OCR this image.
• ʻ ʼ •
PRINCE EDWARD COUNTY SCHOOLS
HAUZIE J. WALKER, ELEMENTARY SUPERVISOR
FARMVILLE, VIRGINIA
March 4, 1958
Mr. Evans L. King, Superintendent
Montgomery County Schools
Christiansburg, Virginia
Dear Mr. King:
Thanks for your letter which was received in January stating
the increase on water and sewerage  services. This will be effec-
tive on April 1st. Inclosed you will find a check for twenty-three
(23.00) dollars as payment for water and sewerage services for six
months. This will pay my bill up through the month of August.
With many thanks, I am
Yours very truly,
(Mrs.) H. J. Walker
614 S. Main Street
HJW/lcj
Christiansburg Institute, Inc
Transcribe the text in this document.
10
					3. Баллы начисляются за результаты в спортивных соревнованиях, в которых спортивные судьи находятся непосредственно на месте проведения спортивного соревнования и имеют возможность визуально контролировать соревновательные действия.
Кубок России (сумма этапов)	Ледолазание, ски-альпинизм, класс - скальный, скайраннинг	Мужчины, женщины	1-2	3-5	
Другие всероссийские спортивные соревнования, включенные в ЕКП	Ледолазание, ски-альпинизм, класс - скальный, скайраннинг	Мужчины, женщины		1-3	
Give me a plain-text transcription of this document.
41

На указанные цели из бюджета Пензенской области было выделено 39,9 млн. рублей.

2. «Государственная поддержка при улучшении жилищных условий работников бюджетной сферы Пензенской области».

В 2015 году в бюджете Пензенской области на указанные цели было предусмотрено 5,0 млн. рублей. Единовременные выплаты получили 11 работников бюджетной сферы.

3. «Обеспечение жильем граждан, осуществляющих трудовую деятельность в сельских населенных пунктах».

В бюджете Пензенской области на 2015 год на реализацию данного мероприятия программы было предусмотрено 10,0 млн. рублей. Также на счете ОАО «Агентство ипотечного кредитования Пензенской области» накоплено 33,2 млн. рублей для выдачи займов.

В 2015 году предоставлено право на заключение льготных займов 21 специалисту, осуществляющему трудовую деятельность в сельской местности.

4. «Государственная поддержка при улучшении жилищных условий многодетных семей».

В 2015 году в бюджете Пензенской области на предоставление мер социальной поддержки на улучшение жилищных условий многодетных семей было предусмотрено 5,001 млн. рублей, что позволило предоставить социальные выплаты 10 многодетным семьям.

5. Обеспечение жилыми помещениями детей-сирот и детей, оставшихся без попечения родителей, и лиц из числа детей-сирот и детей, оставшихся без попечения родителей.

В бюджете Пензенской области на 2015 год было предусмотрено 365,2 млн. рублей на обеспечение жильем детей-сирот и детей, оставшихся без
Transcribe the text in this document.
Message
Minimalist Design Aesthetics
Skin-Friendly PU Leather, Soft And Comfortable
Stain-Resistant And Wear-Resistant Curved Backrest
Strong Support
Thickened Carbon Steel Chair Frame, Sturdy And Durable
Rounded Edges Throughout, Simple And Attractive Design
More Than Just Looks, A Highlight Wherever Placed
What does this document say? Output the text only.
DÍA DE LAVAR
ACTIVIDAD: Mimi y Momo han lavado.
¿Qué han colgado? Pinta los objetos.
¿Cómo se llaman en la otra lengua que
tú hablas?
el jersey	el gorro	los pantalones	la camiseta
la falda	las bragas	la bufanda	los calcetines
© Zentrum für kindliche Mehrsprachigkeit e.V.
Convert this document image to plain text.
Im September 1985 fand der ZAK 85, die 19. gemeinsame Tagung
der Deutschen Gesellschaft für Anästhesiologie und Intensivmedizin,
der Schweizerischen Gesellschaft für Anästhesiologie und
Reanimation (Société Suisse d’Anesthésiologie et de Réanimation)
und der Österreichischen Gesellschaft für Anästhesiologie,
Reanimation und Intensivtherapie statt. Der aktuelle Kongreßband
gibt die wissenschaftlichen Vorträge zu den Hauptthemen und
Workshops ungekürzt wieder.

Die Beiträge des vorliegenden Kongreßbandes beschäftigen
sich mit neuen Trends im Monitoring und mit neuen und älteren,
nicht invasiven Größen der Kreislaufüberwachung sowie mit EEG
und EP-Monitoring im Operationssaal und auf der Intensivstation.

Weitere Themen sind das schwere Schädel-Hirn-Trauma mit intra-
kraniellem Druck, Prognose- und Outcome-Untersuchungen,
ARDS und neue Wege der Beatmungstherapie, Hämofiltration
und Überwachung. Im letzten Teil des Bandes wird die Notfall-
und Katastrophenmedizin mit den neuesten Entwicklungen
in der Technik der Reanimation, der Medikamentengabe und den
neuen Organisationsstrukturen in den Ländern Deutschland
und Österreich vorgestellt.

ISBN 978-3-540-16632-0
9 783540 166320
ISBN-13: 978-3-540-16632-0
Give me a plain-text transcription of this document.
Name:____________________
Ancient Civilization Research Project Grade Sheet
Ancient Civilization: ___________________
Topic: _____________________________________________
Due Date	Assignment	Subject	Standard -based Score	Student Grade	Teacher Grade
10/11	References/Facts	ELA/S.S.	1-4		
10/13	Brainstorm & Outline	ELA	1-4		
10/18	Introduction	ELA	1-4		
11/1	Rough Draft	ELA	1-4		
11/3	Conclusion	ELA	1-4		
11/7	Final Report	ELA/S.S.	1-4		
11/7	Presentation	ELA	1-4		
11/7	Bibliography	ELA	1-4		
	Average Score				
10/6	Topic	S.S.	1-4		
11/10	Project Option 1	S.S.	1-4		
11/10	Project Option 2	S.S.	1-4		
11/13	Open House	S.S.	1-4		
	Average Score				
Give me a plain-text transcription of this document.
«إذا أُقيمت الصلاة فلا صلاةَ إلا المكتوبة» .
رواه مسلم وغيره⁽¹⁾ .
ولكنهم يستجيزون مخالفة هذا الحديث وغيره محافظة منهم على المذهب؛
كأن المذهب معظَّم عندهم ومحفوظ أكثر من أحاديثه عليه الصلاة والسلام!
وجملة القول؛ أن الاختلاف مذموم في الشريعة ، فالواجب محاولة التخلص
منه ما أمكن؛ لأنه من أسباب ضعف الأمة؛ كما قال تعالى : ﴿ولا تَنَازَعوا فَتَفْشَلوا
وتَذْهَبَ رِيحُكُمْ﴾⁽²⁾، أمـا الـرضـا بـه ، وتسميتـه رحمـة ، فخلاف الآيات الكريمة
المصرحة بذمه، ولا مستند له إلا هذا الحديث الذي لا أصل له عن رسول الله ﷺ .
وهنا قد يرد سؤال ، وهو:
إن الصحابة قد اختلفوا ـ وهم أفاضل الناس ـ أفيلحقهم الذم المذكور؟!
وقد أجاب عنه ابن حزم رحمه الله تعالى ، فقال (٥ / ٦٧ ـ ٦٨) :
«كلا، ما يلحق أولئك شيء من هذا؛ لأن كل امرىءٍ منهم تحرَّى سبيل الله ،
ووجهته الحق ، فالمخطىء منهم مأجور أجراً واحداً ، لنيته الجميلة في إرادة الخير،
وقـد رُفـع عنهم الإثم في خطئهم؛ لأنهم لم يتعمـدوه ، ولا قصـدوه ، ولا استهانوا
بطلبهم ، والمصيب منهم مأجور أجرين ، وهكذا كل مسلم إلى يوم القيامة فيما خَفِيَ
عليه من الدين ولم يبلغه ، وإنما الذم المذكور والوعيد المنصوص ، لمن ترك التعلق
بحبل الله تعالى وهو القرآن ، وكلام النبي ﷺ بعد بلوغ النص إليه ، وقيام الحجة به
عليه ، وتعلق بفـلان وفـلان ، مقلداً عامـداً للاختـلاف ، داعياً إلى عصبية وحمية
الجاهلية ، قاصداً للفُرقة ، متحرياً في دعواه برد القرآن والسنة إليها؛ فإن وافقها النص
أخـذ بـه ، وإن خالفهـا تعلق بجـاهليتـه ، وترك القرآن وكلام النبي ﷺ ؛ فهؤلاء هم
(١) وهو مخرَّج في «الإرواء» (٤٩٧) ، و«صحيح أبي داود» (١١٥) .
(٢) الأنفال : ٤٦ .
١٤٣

GOAL. Above are the records. Copy every line in them holding "поддержка".

WRITTEN REPLY.
2. «Государственная поддержка при улучшении жилищных условий работников бюджетной сферы Пензенской области».
4. «Государственная поддержка при улучшении жилищных условий многодетных семей».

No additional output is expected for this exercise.